## Problem details:
Take each line containing "tushadi" and report it exactly as written.

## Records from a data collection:
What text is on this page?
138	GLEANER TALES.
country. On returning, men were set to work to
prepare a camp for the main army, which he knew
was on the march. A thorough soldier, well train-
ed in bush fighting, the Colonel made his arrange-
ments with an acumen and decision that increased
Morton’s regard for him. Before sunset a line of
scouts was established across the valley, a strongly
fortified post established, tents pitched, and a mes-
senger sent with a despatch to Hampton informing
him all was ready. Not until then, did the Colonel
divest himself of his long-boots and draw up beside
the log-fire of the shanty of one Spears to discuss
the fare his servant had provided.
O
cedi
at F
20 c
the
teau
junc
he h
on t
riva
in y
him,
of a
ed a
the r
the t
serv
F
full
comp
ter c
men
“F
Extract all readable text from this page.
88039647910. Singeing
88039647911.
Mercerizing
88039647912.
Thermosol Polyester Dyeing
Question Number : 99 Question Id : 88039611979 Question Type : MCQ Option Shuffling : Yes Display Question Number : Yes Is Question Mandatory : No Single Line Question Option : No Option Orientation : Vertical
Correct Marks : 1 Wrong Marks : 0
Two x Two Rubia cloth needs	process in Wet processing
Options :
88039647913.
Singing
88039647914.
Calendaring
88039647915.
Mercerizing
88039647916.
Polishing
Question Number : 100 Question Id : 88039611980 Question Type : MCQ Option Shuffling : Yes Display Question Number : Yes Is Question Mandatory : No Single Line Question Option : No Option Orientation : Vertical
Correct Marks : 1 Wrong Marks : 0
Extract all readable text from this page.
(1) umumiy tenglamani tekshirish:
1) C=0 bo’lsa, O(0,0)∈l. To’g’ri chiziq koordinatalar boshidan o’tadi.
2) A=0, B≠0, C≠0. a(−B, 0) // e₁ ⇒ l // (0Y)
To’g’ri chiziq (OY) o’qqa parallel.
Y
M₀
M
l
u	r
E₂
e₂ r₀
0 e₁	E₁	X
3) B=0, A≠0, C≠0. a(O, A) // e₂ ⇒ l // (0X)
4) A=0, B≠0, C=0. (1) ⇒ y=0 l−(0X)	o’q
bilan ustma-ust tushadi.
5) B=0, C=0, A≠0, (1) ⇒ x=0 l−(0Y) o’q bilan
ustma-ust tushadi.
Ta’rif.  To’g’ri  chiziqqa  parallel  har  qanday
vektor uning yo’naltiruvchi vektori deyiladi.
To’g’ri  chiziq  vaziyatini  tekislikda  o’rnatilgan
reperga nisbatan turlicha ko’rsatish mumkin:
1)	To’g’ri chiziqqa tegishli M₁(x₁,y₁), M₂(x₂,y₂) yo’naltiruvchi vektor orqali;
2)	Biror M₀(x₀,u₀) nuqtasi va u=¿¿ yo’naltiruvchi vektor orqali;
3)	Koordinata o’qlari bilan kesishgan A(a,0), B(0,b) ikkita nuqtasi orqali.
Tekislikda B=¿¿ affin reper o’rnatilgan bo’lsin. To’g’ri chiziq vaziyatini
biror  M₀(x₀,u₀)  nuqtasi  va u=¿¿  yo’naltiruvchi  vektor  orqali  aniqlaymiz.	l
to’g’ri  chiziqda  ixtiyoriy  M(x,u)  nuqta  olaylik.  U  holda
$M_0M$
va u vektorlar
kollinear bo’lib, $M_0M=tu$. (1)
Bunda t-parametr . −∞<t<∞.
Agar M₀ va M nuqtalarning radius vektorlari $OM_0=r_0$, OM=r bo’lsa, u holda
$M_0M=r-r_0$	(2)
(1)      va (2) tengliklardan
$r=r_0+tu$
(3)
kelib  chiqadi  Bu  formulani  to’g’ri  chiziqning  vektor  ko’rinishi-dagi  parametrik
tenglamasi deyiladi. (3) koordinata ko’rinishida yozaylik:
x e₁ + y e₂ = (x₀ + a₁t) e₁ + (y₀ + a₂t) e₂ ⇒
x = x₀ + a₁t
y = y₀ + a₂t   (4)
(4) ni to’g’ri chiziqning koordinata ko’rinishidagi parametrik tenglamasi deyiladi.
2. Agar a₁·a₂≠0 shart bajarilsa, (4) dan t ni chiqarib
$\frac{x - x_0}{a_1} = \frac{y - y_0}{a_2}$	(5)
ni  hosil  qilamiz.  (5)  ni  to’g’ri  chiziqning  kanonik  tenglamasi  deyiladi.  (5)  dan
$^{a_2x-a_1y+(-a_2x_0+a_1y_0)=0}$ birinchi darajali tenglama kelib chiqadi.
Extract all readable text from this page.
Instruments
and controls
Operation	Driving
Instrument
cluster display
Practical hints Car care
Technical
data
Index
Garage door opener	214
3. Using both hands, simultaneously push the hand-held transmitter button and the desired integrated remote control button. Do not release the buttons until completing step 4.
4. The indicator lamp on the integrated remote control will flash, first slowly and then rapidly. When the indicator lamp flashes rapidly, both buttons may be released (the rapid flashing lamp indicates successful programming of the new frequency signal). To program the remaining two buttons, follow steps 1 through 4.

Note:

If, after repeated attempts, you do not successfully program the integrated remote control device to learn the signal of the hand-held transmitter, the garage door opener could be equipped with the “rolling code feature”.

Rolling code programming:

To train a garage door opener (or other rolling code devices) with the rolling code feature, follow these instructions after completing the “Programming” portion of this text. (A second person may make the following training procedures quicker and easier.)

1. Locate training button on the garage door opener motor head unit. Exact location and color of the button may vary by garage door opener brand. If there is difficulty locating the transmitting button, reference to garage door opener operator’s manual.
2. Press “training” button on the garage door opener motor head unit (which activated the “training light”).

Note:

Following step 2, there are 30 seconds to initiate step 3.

## Correct answer:
bilan ustma-ust tushadi.
ustma-ust tushadi.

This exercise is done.